What you should do: In the data below, find each line containing the string "bubble" and return it.

Data entries

___

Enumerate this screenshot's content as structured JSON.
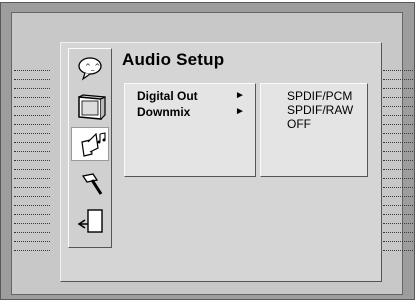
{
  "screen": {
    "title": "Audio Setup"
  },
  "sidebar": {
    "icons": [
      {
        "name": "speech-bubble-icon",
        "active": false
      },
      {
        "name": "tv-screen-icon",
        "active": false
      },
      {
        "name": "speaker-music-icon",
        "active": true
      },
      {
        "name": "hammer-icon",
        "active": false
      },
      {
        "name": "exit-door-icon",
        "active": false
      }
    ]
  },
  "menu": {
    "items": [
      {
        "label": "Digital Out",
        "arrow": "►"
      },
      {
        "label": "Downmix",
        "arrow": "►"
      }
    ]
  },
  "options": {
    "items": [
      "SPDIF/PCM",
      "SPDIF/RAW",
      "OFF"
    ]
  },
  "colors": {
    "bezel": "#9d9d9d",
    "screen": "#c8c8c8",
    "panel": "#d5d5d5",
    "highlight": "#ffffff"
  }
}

___

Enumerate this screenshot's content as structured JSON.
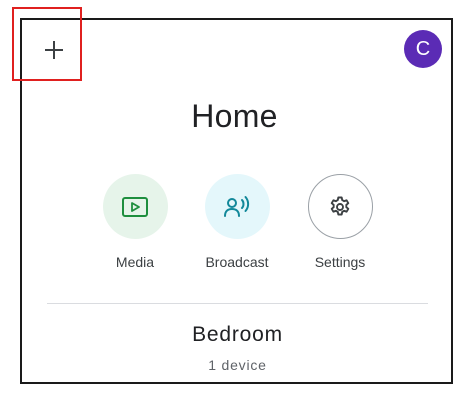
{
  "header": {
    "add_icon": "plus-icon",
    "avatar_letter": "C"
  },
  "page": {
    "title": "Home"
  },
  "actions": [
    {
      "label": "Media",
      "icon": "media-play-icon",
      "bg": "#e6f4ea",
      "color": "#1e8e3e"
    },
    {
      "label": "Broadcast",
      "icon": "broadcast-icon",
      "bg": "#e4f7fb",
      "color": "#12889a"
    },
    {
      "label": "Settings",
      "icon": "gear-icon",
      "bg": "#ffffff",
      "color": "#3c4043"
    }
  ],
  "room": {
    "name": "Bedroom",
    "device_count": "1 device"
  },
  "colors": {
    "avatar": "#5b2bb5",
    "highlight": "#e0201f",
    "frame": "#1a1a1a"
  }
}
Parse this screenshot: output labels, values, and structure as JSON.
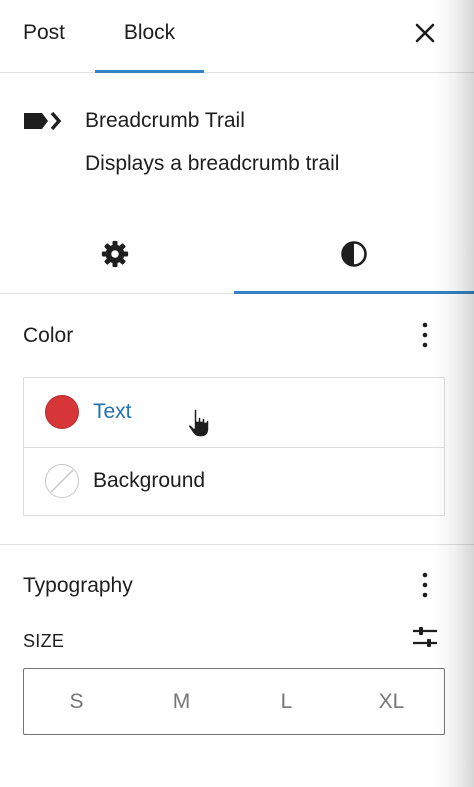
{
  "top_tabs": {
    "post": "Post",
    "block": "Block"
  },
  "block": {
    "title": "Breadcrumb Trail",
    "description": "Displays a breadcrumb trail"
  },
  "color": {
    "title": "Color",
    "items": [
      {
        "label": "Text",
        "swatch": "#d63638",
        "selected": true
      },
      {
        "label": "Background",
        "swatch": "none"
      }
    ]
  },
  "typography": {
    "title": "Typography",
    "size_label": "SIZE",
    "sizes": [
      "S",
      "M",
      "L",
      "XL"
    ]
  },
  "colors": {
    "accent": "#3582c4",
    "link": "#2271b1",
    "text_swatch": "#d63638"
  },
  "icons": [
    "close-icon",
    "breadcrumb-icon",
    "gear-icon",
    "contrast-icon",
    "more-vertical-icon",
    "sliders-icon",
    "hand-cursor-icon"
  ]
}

___

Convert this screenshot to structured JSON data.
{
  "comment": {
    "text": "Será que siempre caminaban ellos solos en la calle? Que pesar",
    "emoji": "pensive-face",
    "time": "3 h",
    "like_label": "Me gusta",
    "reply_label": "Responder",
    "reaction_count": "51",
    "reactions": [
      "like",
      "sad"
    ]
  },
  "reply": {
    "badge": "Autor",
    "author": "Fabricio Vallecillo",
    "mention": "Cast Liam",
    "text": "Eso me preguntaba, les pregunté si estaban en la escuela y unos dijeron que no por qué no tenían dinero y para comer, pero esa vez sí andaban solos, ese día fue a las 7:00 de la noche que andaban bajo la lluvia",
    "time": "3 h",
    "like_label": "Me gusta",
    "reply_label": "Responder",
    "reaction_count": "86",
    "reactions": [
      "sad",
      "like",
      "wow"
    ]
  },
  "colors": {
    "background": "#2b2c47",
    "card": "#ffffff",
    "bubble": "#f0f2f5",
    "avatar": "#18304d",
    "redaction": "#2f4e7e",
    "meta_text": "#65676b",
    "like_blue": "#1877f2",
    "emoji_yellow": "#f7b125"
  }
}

___

Solution below:
        "name": "speech-bubble-icon",
    "bubble": "#f0f2f5",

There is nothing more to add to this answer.